EXERCISE PROMPT:
Write out every entry exactly as it appears.

Dataset items
....................
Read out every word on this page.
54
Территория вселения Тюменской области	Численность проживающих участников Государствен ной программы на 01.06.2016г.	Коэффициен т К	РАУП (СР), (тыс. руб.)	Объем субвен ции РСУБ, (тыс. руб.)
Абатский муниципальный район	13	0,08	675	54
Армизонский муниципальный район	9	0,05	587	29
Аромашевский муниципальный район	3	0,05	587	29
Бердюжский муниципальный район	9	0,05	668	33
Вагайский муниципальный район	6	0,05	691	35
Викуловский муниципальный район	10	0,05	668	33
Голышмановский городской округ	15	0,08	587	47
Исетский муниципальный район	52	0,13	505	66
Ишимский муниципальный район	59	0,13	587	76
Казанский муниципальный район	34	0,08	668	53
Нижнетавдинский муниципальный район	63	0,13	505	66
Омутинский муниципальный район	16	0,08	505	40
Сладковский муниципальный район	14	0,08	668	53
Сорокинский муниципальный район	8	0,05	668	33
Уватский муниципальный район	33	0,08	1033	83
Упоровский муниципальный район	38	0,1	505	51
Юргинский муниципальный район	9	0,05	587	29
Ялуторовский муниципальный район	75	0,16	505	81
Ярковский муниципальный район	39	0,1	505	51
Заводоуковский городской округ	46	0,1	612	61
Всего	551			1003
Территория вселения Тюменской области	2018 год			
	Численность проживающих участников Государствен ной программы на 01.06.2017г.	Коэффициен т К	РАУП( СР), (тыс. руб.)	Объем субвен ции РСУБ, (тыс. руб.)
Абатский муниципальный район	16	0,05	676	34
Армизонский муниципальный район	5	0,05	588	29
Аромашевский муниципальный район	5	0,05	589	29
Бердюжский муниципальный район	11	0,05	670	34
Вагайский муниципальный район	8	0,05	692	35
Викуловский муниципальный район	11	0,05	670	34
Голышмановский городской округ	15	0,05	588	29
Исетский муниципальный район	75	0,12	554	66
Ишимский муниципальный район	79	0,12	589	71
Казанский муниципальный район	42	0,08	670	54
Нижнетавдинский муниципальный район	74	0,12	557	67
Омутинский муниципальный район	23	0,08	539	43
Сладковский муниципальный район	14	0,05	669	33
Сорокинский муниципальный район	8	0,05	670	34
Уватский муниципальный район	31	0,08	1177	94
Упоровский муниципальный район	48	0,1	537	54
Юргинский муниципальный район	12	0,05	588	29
....................
RESULT:
Read out every word on this page.
54
Территория вселения Тюменской области	Численность проживающих участников Государствен ной программы на 01.06.2016г.	Коэффициен т К	РАУП (СР), (тыс. руб.)	Объем субвен ции РСУБ, (тыс. руб.)
Абатский муниципальный район	13	0,08	675	54
Армизонский муниципальный район	9	0,05	587	29
Аромашевский муниципальный район	3	0,05	587	29
Бердюжский муниципальный район	9	0,05	668	33
Вагайский муниципальный район	6	0,05	691	35
Викуловский муниципальный район	10	0,05	668	33
Голышмановский городской округ	15	0,08	587	47
Исетский муниципальный район	52	0,13	505	66
Ишимский муниципальный район	59	0,13	587	76
Казанский муниципальный район	34	0,08	668	53
Нижнетавдинский муниципальный район	63	0,13	505	66
Омутинский муниципальный район	16	0,08	505	40
Сладковский муниципальный район	14	0,08	668	53
Сорокинский муниципальный район	8	0,05	668	33
Уватский муниципальный район	33	0,08	1033	83
Упоровский муниципальный район	38	0,1	505	51
Юргинский муниципальный район	9	0,05	587	29
Ялуторовский муниципальный район	75	0,16	505	81
Ярковский муниципальный район	39	0,1	505	51
Заводоуковский городской округ	46	0,1	612	61
Всего	551			1003
Территория вселения Тюменской области	2018 год			
	Численность проживающих участников Государствен ной программы на 01.06.2017г.	Коэффициен т К	РАУП( СР), (тыс. руб.)	Объем субвен ции РСУБ, (тыс. руб.)
Абатский муниципальный район	16	0,05	676	34
Армизонский муниципальный район	5	0,05	588	29
Аромашевский муниципальный район	5	0,05	589	29
Бердюжский муниципальный район	11	0,05	670	34
Вагайский муниципальный район	8	0,05	692	35
Викуловский муниципальный район	11	0,05	670	34
Голышмановский городской округ	15	0,05	588	29
Исетский муниципальный район	75	0,12	554	66
Ишимский муниципальный район	79	0,12	589	71
Казанский муниципальный район	42	0,08	670	54
Нижнетавдинский муниципальный район	74	0,12	557	67
Омутинский муниципальный район	23	0,08	539	43
Сладковский муниципальный район	14	0,05	669	33
Сорокинский муниципальный район	8	0,05	670	34
Уватский муниципальный район	31	0,08	1177	94
Упоровский муниципальный район	48	0,1	537	54
Юргинский муниципальный район	12	0,05	588	29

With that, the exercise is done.